The request: Word for word, restate every line of the material.

--- start of Extracted entries ---

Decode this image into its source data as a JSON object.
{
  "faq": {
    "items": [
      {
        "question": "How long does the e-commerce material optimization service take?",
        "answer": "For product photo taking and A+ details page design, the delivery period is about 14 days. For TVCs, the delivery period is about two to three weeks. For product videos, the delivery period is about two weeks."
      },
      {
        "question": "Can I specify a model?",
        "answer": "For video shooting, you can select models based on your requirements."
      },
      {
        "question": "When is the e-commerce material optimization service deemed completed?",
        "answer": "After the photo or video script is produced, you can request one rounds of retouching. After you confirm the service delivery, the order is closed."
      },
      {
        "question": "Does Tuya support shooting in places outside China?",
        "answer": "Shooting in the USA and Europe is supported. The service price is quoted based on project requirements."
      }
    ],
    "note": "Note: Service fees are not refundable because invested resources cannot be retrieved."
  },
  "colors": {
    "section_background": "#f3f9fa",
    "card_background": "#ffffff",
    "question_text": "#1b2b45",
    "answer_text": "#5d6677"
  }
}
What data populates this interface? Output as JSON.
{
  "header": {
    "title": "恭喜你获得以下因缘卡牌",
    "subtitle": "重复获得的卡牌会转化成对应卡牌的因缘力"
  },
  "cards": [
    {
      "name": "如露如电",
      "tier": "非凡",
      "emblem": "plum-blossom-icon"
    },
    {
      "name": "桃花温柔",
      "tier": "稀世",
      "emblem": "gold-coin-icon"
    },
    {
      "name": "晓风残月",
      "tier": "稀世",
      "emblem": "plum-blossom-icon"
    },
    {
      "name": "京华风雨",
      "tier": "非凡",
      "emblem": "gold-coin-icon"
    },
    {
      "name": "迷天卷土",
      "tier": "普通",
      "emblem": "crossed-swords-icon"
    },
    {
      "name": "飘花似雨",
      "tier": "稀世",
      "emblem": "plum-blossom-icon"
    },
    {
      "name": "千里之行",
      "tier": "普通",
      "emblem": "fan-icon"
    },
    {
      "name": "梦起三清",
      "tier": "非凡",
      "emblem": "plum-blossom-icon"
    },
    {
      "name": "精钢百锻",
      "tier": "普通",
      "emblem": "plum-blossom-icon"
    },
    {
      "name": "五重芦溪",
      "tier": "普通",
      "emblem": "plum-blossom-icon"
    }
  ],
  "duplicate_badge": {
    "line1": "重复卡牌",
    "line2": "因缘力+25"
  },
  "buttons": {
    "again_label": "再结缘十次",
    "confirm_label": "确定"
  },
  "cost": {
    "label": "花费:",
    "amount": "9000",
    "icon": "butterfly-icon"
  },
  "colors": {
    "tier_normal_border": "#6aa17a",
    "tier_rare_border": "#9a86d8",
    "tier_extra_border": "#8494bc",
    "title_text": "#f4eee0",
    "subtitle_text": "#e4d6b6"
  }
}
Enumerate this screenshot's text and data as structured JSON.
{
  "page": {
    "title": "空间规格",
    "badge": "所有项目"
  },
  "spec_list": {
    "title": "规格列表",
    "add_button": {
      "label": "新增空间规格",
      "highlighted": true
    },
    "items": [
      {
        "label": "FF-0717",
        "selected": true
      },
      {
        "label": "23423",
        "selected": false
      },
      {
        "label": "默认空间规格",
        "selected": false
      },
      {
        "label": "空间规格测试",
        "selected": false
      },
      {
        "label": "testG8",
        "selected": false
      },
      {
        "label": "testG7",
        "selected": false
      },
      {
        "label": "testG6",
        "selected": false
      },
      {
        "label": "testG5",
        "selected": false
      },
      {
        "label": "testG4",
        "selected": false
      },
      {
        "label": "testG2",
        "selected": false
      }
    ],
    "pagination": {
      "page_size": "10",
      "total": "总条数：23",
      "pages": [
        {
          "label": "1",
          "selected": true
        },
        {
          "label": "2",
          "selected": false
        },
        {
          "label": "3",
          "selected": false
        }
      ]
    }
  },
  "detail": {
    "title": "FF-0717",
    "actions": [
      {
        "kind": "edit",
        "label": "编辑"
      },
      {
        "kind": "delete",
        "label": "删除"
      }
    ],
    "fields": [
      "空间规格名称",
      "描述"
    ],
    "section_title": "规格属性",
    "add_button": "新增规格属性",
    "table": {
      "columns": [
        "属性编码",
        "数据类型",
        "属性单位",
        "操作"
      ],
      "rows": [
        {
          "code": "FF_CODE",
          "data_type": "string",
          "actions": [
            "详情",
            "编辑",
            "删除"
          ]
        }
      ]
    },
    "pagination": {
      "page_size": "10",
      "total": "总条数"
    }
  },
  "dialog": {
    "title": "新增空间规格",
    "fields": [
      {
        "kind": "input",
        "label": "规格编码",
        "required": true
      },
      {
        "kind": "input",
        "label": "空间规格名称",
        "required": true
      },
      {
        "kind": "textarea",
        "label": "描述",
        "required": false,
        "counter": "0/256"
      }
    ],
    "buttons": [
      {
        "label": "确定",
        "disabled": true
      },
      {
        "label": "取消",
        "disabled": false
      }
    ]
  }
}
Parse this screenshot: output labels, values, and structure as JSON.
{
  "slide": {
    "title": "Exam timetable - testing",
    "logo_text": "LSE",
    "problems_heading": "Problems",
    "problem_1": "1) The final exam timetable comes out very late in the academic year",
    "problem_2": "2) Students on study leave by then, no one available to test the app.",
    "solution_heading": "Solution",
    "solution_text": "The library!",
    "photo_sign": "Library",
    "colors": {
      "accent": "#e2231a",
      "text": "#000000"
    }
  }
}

--- end of Extracted entries ---

Reply to the task:
Decode this image into its source data as a JSON object.
{
  "faq": {
    "items": [
      {
        "question": "How long does the e-commerce material optimization service take?",
        "answer": "For product photo taking and A+ details page design, the delivery period is about 14 days. For TVCs, the delivery period is about two to three weeks. For product videos, the delivery period is about two weeks."
      },
      {
        "question": "Can I specify a model?",
        "answer": "For video shooting, you can select models based on your requirements."
      },
      {
        "question": "When is the e-commerce material optimization service deemed completed?",
        "answer": "After the photo or video script is produced, you can request one rounds of retouching. After you confirm the service delivery, the order is closed."
      },
      {
        "question": "Does Tuya support shooting in places outside China?",
        "answer": "Shooting in the USA and Europe is supported. The service price is quoted based on project requirements."
      }
    ],
    "note": "Note: Service fees are not refundable because invested resources cannot be retrieved."
  },
  "colors": {
    "section_background": "#f3f9fa",
    "card_background": "#ffffff",
    "question_text": "#1b2b45",
    "answer_text": "#5d6677"
  }
}
What data populates this interface? Output as JSON.
{
  "header": {
    "title": "恭喜你获得以下因缘卡牌",
    "subtitle": "重复获得的卡牌会转化成对应卡牌的因缘力"
  },
  "cards": [
    {
      "name": "如露如电",
      "tier": "非凡",
      "emblem": "plum-blossom-icon"
    },
    {
      "name": "桃花温柔",
      "tier": "稀世",
      "emblem": "gold-coin-icon"
    },
    {
      "name": "晓风残月",
      "tier": "稀世",
      "emblem": "plum-blossom-icon"
    },
    {
      "name": "京华风雨",
      "tier": "非凡",
      "emblem": "gold-coin-icon"
    },
    {
      "name": "迷天卷土",
      "tier": "普通",
      "emblem": "crossed-swords-icon"
    },
    {
      "name": "飘花似雨",
      "tier": "稀世",
      "emblem": "plum-blossom-icon"
    },
    {
      "name": "千里之行",
      "tier": "普通",
      "emblem": "fan-icon"
    },
    {
      "name": "梦起三清",
      "tier": "非凡",
      "emblem": "plum-blossom-icon"
    },
    {
      "name": "精钢百锻",
      "tier": "普通",
      "emblem": "plum-blossom-icon"
    },
    {
      "name": "五重芦溪",
      "tier": "普通",
      "emblem": "plum-blossom-icon"
    }
  ],
  "duplicate_badge": {
    "line1": "重复卡牌",
    "line2": "因缘力+25"
  },
  "buttons": {
    "again_label": "再结缘十次",
    "confirm_label": "确定"
  },
  "cost": {
    "label": "花费:",
    "amount": "9000",
    "icon": "butterfly-icon"
  },
  "colors": {
    "tier_normal_border": "#6aa17a",
    "tier_rare_border": "#9a86d8",
    "tier_extra_border": "#8494bc",
    "title_text": "#f4eee0",
    "subtitle_text": "#e4d6b6"
  }
}
Enumerate this screenshot's text and data as structured JSON.
{
  "page": {
    "title": "空间规格",
    "badge": "所有项目"
  },
  "spec_list": {
    "title": "规格列表",
    "add_button": {
      "label": "新增空间规格",
      "highlighted": true
    },
    "items": [
      {
        "label": "FF-0717",
        "selected": true
      },
      {
        "label": "23423",
        "selected": false
      },
      {
        "label": "默认空间规格",
        "selected": false
      },
      {
        "label": "空间规格测试",
        "selected": false
      },
      {
        "label": "testG8",
        "selected": false
      },
      {
        "label": "testG7",
        "selected": false
      },
      {
        "label": "testG6",
        "selected": false
      },
      {
        "label": "testG5",
        "selected": false
      },
      {
        "label": "testG4",
        "selected": false
      },
      {
        "label": "testG2",
        "selected": false
      }
    ],
    "pagination": {
      "page_size": "10",
      "total": "总条数：23",
      "pages": [
        {
          "label": "1",
          "selected": true
        },
        {
          "label": "2",
          "selected": false
        },
        {
          "label": "3",
          "selected": false
        }
      ]
    }
  },
  "detail": {
    "title": "FF-0717",
    "actions": [
      {
        "kind": "edit",
        "label": "编辑"
      },
      {
        "kind": "delete",
        "label": "删除"
      }
    ],
    "fields": [
      "空间规格名称",
      "描述"
    ],
    "section_title": "规格属性",
    "add_button": "新增规格属性",
    "table": {
      "columns": [
        "属性编码",
        "数据类型",
        "属性单位",
        "操作"
      ],
      "rows": [
        {
          "code": "FF_CODE",
          "data_type": "string",
          "actions": [
            "详情",
            "编辑",
            "删除"
          ]
        }
      ]
    },
    "pagination": {
      "page_size": "10",
      "total": "总条数"
    }
  },
  "dialog": {
    "title": "新增空间规格",
    "fields": [
      {
        "kind": "input",
        "label": "规格编码",
        "required": true
      },
      {
        "kind": "input",
        "label": "空间规格名称",
        "required": true
      },
      {
        "kind": "textarea",
        "label": "描述",
        "required": false,
        "counter": "0/256"
      }
    ],
    "buttons": [
      {
        "label": "确定",
        "disabled": true
      },
      {
        "label": "取消",
        "disabled": false
      }
    ]
  }
}
Parse this screenshot: output labels, values, and structure as JSON.
{
  "slide": {
    "title": "Exam timetable - testing",
    "logo_text": "LSE",
    "problems_heading": "Problems",
    "problem_1": "1) The final exam timetable comes out very late in the academic year",
    "problem_2": "2) Students on study leave by then, no one available to test the app.",
    "solution_heading": "Solution",
    "solution_text": "The library!",
    "photo_sign": "Library",
    "colors": {
      "accent": "#e2231a",
      "text": "#000000"
    }
  }
}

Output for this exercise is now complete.